(Given records):
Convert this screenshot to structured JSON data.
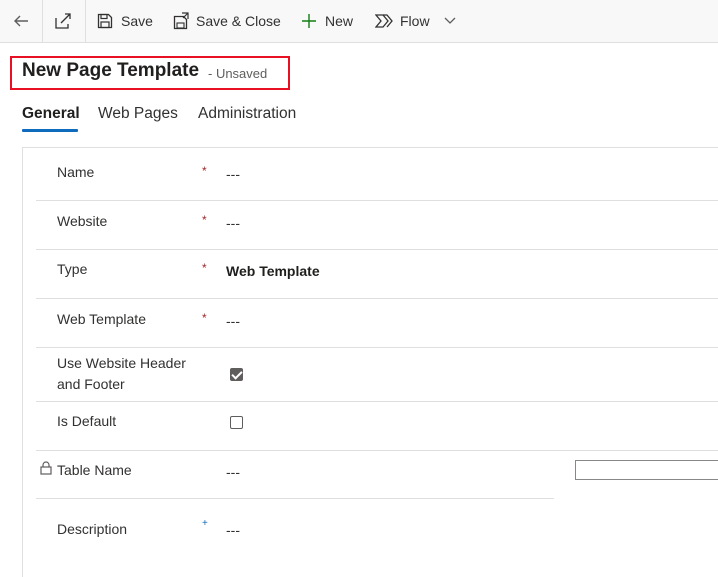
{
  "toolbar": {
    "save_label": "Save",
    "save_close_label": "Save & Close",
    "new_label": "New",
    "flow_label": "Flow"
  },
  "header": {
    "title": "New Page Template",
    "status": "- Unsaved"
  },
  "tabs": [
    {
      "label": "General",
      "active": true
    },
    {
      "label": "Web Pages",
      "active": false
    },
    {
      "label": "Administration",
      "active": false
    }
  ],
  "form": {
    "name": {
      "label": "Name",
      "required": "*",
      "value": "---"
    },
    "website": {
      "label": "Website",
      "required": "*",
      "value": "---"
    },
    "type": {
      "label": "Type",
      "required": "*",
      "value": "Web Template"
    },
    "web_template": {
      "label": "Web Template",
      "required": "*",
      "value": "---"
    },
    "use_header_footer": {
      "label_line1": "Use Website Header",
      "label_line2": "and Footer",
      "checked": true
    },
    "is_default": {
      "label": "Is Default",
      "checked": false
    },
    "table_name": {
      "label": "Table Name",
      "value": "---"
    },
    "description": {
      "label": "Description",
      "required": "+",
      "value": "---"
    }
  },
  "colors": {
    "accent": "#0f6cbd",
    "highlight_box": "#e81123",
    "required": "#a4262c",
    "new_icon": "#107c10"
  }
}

(Exercise prompt): Without the pictures, copy the material exactly as given.

(Written response):
Convert this screenshot to structured JSON data.
{
  "toolbar": {
    "save_label": "Save",
    "save_close_label": "Save & Close",
    "new_label": "New",
    "flow_label": "Flow"
  },
  "header": {
    "title": "New Page Template",
    "status": "- Unsaved"
  },
  "tabs": [
    {
      "label": "General",
      "active": true
    },
    {
      "label": "Web Pages",
      "active": false
    },
    {
      "label": "Administration",
      "active": false
    }
  ],
  "form": {
    "name": {
      "label": "Name",
      "required": "*",
      "value": "---"
    },
    "website": {
      "label": "Website",
      "required": "*",
      "value": "---"
    },
    "type": {
      "label": "Type",
      "required": "*",
      "value": "Web Template"
    },
    "web_template": {
      "label": "Web Template",
      "required": "*",
      "value": "---"
    },
    "use_header_footer": {
      "label_line1": "Use Website Header",
      "label_line2": "and Footer",
      "checked": true
    },
    "is_default": {
      "label": "Is Default",
      "checked": false
    },
    "table_name": {
      "label": "Table Name",
      "value": "---"
    },
    "description": {
      "label": "Description",
      "required": "+",
      "value": "---"
    }
  },
  "colors": {
    "accent": "#0f6cbd",
    "highlight_box": "#e81123",
    "required": "#a4262c",
    "new_icon": "#107c10"
  }
}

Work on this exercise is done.